Short problem =>
Copy out all lines that carry the word "title".

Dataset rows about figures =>
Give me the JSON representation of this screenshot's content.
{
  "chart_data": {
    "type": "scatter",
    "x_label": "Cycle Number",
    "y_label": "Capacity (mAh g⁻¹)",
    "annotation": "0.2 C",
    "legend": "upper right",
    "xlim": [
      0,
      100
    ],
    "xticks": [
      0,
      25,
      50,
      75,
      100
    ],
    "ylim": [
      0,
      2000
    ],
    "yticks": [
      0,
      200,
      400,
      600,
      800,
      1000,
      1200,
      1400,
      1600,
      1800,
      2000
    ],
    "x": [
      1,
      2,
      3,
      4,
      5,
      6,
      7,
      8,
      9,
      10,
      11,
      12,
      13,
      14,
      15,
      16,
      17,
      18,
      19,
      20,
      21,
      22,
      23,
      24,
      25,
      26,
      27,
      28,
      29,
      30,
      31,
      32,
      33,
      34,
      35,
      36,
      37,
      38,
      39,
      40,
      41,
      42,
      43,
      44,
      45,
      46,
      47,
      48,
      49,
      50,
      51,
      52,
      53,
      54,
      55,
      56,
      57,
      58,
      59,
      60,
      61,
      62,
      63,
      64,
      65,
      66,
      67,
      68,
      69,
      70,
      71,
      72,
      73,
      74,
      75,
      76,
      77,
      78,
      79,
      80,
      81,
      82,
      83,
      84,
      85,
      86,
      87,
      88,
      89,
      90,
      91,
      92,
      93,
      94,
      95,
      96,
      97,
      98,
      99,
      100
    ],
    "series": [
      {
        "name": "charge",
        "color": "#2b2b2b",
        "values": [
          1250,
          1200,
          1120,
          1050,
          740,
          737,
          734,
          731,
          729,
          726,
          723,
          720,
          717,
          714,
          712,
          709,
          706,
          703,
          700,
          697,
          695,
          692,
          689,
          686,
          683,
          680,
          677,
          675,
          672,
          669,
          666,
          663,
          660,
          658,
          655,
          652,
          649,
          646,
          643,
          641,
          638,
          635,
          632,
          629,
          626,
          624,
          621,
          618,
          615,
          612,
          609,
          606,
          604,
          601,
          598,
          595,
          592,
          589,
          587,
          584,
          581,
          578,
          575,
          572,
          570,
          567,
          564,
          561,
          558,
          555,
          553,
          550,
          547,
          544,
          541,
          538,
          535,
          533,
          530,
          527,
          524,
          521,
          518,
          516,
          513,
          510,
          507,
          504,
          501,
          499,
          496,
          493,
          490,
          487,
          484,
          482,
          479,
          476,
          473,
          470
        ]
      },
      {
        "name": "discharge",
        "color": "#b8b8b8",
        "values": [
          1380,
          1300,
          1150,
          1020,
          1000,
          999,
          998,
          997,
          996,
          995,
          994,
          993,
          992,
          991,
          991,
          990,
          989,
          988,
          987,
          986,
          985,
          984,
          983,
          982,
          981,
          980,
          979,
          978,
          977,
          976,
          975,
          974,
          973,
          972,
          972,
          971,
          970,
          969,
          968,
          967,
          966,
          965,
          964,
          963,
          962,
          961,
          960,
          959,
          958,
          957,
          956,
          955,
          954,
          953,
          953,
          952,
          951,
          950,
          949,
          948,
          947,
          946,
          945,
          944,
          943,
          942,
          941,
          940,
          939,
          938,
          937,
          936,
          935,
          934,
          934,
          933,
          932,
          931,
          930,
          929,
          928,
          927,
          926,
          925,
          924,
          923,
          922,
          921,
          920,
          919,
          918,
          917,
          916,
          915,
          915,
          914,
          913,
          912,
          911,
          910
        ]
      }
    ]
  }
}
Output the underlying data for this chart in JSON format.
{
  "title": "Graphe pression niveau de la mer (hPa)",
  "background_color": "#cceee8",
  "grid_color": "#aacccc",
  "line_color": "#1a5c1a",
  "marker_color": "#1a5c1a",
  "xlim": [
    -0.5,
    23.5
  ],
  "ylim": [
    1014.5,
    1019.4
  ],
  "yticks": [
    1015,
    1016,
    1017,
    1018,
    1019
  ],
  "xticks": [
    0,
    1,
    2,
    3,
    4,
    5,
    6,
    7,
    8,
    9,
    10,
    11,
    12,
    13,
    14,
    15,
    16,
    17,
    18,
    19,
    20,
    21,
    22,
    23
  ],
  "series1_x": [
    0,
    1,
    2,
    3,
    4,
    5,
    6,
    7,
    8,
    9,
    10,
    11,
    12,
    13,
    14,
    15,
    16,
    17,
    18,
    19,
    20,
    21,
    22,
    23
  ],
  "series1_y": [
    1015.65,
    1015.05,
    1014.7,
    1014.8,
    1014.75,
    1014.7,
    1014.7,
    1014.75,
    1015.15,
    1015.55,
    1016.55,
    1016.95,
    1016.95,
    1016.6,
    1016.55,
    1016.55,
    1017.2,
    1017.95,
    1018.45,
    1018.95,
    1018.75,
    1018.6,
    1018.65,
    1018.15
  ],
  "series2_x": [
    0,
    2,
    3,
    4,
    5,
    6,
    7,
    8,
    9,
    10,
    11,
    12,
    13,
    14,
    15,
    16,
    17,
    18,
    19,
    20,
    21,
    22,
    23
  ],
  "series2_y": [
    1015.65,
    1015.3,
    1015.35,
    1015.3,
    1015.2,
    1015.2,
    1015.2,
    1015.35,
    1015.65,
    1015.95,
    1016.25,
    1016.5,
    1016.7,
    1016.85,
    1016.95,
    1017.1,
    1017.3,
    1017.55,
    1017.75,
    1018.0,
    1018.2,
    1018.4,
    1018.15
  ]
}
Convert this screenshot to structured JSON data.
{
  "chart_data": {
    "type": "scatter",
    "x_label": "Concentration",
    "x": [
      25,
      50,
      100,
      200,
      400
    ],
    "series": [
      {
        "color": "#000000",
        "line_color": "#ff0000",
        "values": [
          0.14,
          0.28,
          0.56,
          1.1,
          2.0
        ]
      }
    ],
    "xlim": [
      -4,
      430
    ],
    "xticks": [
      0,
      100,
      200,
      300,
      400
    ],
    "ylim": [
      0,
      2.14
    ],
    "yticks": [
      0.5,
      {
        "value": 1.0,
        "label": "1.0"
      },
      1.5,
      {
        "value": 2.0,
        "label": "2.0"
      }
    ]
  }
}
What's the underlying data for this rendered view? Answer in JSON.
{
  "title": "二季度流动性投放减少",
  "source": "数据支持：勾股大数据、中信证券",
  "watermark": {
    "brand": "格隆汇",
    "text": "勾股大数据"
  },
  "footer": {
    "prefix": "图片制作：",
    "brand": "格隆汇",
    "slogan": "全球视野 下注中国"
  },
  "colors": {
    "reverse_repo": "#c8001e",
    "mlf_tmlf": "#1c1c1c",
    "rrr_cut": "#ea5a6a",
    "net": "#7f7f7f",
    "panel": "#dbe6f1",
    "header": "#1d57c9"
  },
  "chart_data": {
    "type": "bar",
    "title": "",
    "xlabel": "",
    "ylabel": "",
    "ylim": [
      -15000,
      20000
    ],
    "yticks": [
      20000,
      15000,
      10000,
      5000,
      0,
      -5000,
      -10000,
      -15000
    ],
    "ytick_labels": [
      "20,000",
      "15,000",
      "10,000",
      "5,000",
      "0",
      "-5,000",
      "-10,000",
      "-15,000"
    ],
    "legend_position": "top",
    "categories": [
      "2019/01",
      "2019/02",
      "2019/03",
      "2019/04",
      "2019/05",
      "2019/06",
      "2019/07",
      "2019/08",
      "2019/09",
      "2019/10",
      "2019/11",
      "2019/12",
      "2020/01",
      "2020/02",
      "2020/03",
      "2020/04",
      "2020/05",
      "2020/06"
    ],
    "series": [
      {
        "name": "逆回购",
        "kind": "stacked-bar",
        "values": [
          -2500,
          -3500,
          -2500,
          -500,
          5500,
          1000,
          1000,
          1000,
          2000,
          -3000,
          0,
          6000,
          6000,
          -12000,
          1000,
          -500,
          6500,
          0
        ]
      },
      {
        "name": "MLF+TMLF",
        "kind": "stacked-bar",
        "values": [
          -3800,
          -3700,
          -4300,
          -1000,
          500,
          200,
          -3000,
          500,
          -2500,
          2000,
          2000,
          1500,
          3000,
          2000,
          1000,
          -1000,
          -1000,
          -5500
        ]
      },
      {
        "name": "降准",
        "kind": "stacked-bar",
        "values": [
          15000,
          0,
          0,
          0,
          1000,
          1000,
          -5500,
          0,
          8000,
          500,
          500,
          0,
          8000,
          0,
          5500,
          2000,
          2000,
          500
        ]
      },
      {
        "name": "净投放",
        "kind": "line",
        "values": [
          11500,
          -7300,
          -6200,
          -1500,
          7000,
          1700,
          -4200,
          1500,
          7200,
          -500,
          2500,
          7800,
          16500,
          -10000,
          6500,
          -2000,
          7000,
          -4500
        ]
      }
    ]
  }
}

Complete answer =>
  "title": "Graphe pression niveau de la mer (hPa)",
  "title": "二季度流动性投放减少",
    "title": "",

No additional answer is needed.